9. A device for polishing a silicon wafer comprising a polishing plate; a polishing pad attached to the polishing plate; and a pad dresser having a grindstone attached thereto, and dresses the polishing pad, wherein the device is configured to allow a radius of curvature R1, in the radial direction of the polishing plate, of a dressing surface of the grindstone that slides on the polishing pad to be changed.

10. A device for polishing a silicon wafer as claimed in claim 9, wherein the grindstone has a plurality of dressing surfaces with different radius of curvatures, so that the device is configured to allow the radius of curvature R1 of the dressing surface that slides on the polishing pad to be changed by rotating the grindstone.

11. A device for polishing silicon wafer as claimed in claim 10, wherein a base material of the grindstone is made of an alloy capable of flexing, so that the device is configured to allow the radius of curvature R1 of the dressing surface to be changed by pressing the grindstone from an opposite side of the dressing surface.

12. A device for polishing silicon wafer as claimed in claim 11, wherein the grindstone is attached to the pad dresser via a retainer and two ends of the base material of the grindstone are coupled to the retainer, so that the device is configured to allow the radius of curvature R1 of the dressing surface to be changed by pressing a portion of the grindstone on an opposite side of the dressing surface with a pressing member.

13. A device for polishing a silicon wafer as claimed in claim 11, wherein the grindstone is attached to the pad dresser via a retainer that has a different coefficient of thermal expansion than the base material of the grindstone, so that the device is configured to allow the radius of curvature R1 of the dressing surface to be changed by changing temperature of the retainer.

◆ Short exercise 1
Translate this sentence from the wafer-polishing patent claims into Spanish: "A device for polishing a silicon wafer as claimed in claim 11, wherein the grindstone is attached to the pad dresser via a retainer that has a different coefficient of thermal expansion than the base material of the grindstone, so that the device is configured to allow the radius of curvature R1 of the dressing surface to be changed by changing temperature of the retainer."
◆ Short exercise 2
Continue the wafer-polishing patent claims with the next claim after claim 13.

◆ Data
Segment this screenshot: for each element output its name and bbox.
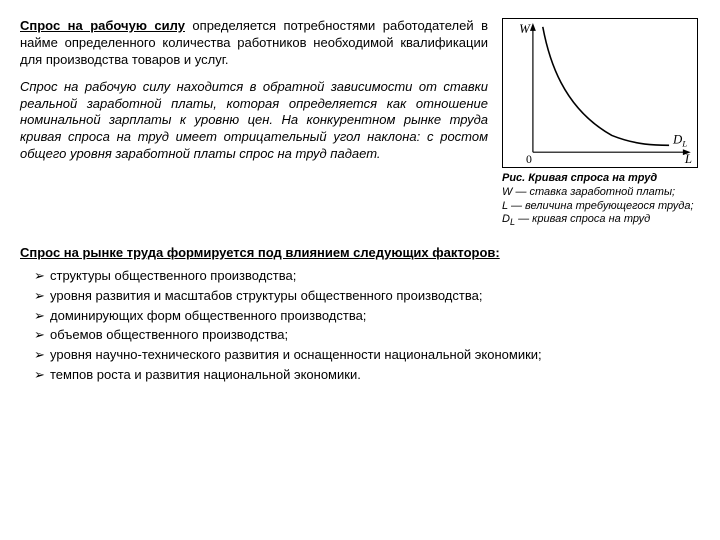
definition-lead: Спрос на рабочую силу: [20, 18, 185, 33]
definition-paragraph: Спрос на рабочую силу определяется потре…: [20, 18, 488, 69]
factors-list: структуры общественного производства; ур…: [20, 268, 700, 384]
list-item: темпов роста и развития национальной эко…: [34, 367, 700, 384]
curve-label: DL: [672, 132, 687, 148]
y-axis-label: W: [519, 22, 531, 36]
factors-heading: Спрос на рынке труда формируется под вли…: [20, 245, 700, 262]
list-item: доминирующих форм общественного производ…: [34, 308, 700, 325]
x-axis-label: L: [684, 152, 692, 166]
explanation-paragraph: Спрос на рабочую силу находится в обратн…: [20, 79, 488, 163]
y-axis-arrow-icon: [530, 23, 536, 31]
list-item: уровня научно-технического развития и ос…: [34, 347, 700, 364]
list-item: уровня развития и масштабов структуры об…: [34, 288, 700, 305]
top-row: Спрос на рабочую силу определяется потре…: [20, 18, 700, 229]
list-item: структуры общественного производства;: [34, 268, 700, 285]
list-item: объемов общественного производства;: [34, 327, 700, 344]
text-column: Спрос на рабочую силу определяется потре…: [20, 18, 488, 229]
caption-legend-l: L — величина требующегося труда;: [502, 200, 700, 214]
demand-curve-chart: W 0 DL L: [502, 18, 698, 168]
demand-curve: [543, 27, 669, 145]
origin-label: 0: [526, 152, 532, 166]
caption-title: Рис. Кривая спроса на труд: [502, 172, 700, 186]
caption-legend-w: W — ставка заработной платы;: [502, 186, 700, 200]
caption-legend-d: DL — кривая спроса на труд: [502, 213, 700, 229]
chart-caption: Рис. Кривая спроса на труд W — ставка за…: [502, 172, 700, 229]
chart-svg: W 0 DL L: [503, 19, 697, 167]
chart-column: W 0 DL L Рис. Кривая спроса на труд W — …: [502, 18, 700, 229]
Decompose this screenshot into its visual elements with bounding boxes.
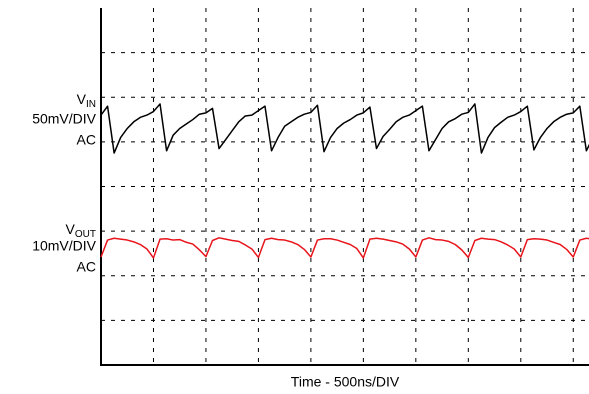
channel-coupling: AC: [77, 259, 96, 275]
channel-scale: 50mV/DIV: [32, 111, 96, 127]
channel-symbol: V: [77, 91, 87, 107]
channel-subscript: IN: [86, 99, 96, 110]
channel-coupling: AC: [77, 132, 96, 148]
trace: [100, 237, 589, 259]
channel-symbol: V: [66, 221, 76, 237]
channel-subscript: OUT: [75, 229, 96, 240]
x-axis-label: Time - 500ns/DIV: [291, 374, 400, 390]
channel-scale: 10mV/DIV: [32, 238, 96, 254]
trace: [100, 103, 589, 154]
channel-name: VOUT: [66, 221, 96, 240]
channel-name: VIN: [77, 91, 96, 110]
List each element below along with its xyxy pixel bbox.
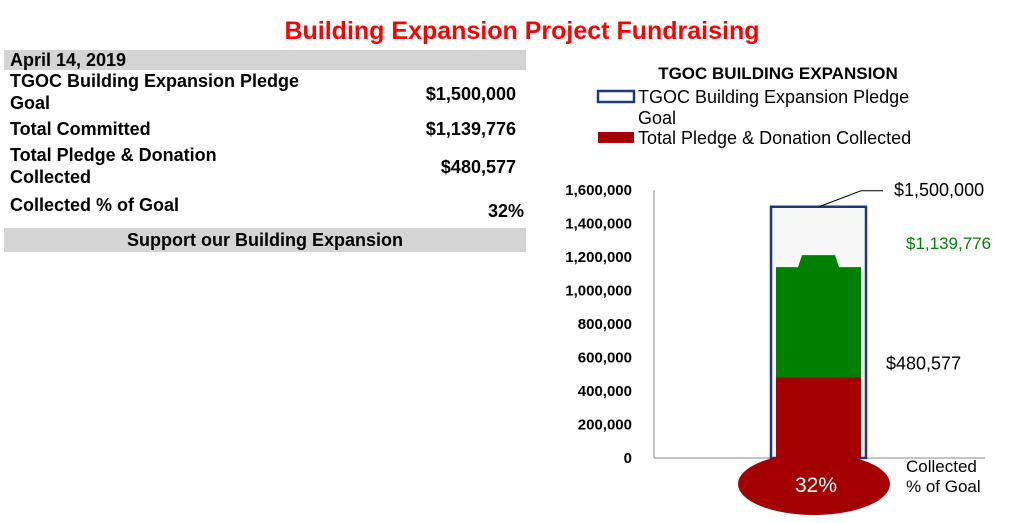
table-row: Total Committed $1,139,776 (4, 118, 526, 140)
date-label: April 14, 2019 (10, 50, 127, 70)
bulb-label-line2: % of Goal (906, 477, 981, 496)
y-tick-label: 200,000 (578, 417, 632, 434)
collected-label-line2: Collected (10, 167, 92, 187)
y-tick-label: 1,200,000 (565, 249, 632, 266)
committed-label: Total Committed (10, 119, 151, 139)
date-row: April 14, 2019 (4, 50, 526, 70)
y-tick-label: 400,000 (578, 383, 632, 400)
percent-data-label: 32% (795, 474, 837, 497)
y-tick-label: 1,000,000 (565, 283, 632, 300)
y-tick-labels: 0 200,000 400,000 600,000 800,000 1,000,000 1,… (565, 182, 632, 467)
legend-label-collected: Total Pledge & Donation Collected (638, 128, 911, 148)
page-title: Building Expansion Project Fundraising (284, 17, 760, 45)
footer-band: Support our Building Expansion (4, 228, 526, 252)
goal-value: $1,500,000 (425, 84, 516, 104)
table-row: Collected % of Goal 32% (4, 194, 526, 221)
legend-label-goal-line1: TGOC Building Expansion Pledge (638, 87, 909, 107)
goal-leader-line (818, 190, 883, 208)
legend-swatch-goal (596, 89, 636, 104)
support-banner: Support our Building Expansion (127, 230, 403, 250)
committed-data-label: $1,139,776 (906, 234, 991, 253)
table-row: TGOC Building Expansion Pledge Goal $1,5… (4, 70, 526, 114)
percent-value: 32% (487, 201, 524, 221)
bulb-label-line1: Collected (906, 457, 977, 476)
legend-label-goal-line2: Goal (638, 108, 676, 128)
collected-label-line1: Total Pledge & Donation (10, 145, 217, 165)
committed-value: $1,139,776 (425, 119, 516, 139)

◆ Written response 1
Un dispositivo para pulir una oblea de silicio según la reivindicación 11, en el que la muela está fijada al acondicionador de la almohadilla mediante un retenedor que tiene un coeficiente de dilatación térmica distinto al del material base de la muela, de modo que el dispositivo está configurado para permitir que el radio de curvatura R1 de la superficie de acondicionamiento se modifique cambiando la temperatura del retenedor.

◆ Written response 2
14. The method for dressing a polishing pad as claimed in claim 2, wherein using a pad dresser in which the grindstone has a plurality of dressing surfaces with different radius of curvatures, and the radius of curvature R2 of the dressing surface that slides on the polishing pad can be changed by rotating the grindstone.

15. The method for dressing a polishing pad as claimed in claim 2, wherein using a pad dresser in which a base material of the grindstone is made of an alloy capable of flexing, and the radius of curvature R1 of the dressing surface can be changed by pressing the grindstone from an opposite side of the dressing surface.

16. The method for dressing a polishing pad as claimed in claim 14, wherein using a pad dresser in which the grindstone is attached to the pad dresser via a retainer, two ends of the base material of the grindstone are coupled to the retainer, and the radius of curvature R1 of the dressing surface can be changed by pressing a portion of the grindstone on an opposite side of the dressing surface with a pressing member.

17. The method for dressing a polishing pad as claimed in claim 15, wherein using a pad dresser in which the grindstone is attached to the pad dresser via a retainer that has a different coefficient of thermal expansion than the base material of the grindstone, and the radius of curvature R1 of the dressing surface can be changed by changing temperature of the retainer.

18. A method for polishing a silicon wafer, wherein comprising polishing a silicon wafer using a polishing pad that has been dressed using the method for dressing a polishing pad according to claim 2.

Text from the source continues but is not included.